▶ _Aim of the task_
Write the records below out in full, character for character, with no pictures.

▶ _Records supplied_
# # # #
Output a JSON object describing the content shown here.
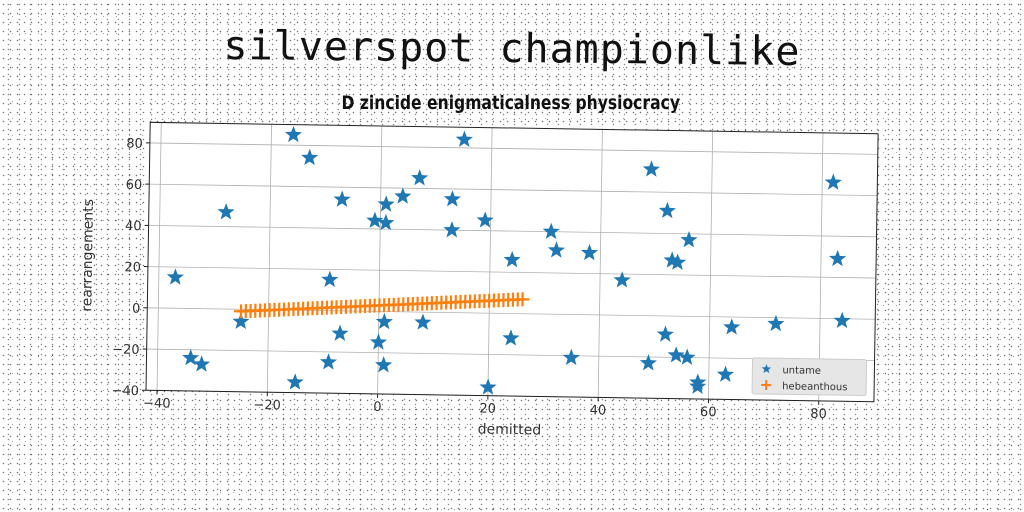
{
  "figure": {
    "suptitle": "silverspot championlike",
    "title": "D zincide enigmaticalness physiocracy"
  },
  "colors": {
    "blue": "#1f77b4",
    "orange": "#ff7f0e",
    "grid": "#b0b0b0"
  },
  "chart_data": {
    "type": "scatter",
    "xlabel": "demitted",
    "ylabel": "rearrangements",
    "xlim": [
      -42,
      90
    ],
    "ylim": [
      -40,
      90
    ],
    "xticks": [
      -40,
      -20,
      0,
      20,
      40,
      60,
      80
    ],
    "yticks": [
      -40,
      -20,
      0,
      20,
      40,
      60,
      80
    ],
    "grid": true,
    "legend_position": "lower-right",
    "series": [
      {
        "name": "untame",
        "marker": "star",
        "points": [
          [
            -37,
            15
          ],
          [
            -34,
            -24
          ],
          [
            -32,
            -27
          ],
          [
            -28,
            47
          ],
          [
            -25,
            -6
          ],
          [
            -16,
            85
          ],
          [
            -15,
            -35
          ],
          [
            -13,
            74
          ],
          [
            -9,
            15
          ],
          [
            -9,
            -25
          ],
          [
            -7,
            54
          ],
          [
            -7,
            -11
          ],
          [
            -1,
            44
          ],
          [
            0,
            -15
          ],
          [
            1,
            -26
          ],
          [
            1,
            -5
          ],
          [
            1,
            52
          ],
          [
            1,
            43
          ],
          [
            4,
            56
          ],
          [
            7,
            65
          ],
          [
            8,
            -5
          ],
          [
            13,
            40
          ],
          [
            13,
            55
          ],
          [
            15,
            84
          ],
          [
            19,
            45
          ],
          [
            20,
            -36
          ],
          [
            24,
            26
          ],
          [
            24,
            -12
          ],
          [
            31,
            40
          ],
          [
            32,
            31
          ],
          [
            35,
            -21
          ],
          [
            38,
            30
          ],
          [
            44,
            17
          ],
          [
            49,
            71
          ],
          [
            49,
            -23
          ],
          [
            52,
            51
          ],
          [
            52,
            -9
          ],
          [
            53,
            27
          ],
          [
            54,
            26
          ],
          [
            54,
            -19
          ],
          [
            56,
            37
          ],
          [
            56,
            -20
          ],
          [
            58,
            -32
          ],
          [
            58,
            -34
          ],
          [
            63,
            -28
          ],
          [
            64,
            -5
          ],
          [
            72,
            -3
          ],
          [
            82,
            66
          ],
          [
            83,
            29
          ],
          [
            84,
            -1
          ]
        ]
      },
      {
        "name": "hebeanthous",
        "marker": "plus",
        "x_range": [
          -25,
          26
        ],
        "y_range": [
          -1,
          7
        ],
        "count": 60
      }
    ]
  }
}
# # # #
▶ _Answer to the task_
Output a JSON object describing the content shown here.
{
  "figure": {
    "suptitle": "silverspot championlike",
    "title": "D zincide enigmaticalness physiocracy"
  },
  "colors": {
    "blue": "#1f77b4",
    "orange": "#ff7f0e",
    "grid": "#b0b0b0"
  },
  "chart_data": {
    "type": "scatter",
    "xlabel": "demitted",
    "ylabel": "rearrangements",
    "xlim": [
      -42,
      90
    ],
    "ylim": [
      -40,
      90
    ],
    "xticks": [
      -40,
      -20,
      0,
      20,
      40,
      60,
      80
    ],
    "yticks": [
      -40,
      -20,
      0,
      20,
      40,
      60,
      80
    ],
    "grid": true,
    "legend_position": "lower-right",
    "series": [
      {
        "name": "untame",
        "marker": "star",
        "points": [
          [
            -37,
            15
          ],
          [
            -34,
            -24
          ],
          [
            -32,
            -27
          ],
          [
            -28,
            47
          ],
          [
            -25,
            -6
          ],
          [
            -16,
            85
          ],
          [
            -15,
            -35
          ],
          [
            -13,
            74
          ],
          [
            -9,
            15
          ],
          [
            -9,
            -25
          ],
          [
            -7,
            54
          ],
          [
            -7,
            -11
          ],
          [
            -1,
            44
          ],
          [
            0,
            -15
          ],
          [
            1,
            -26
          ],
          [
            1,
            -5
          ],
          [
            1,
            52
          ],
          [
            1,
            43
          ],
          [
            4,
            56
          ],
          [
            7,
            65
          ],
          [
            8,
            -5
          ],
          [
            13,
            40
          ],
          [
            13,
            55
          ],
          [
            15,
            84
          ],
          [
            19,
            45
          ],
          [
            20,
            -36
          ],
          [
            24,
            26
          ],
          [
            24,
            -12
          ],
          [
            31,
            40
          ],
          [
            32,
            31
          ],
          [
            35,
            -21
          ],
          [
            38,
            30
          ],
          [
            44,
            17
          ],
          [
            49,
            71
          ],
          [
            49,
            -23
          ],
          [
            52,
            51
          ],
          [
            52,
            -9
          ],
          [
            53,
            27
          ],
          [
            54,
            26
          ],
          [
            54,
            -19
          ],
          [
            56,
            37
          ],
          [
            56,
            -20
          ],
          [
            58,
            -32
          ],
          [
            58,
            -34
          ],
          [
            63,
            -28
          ],
          [
            64,
            -5
          ],
          [
            72,
            -3
          ],
          [
            82,
            66
          ],
          [
            83,
            29
          ],
          [
            84,
            -1
          ]
        ]
      },
      {
        "name": "hebeanthous",
        "marker": "plus",
        "x_range": [
          -25,
          26
        ],
        "y_range": [
          -1,
          7
        ],
        "count": 60
      }
    ]
  }
}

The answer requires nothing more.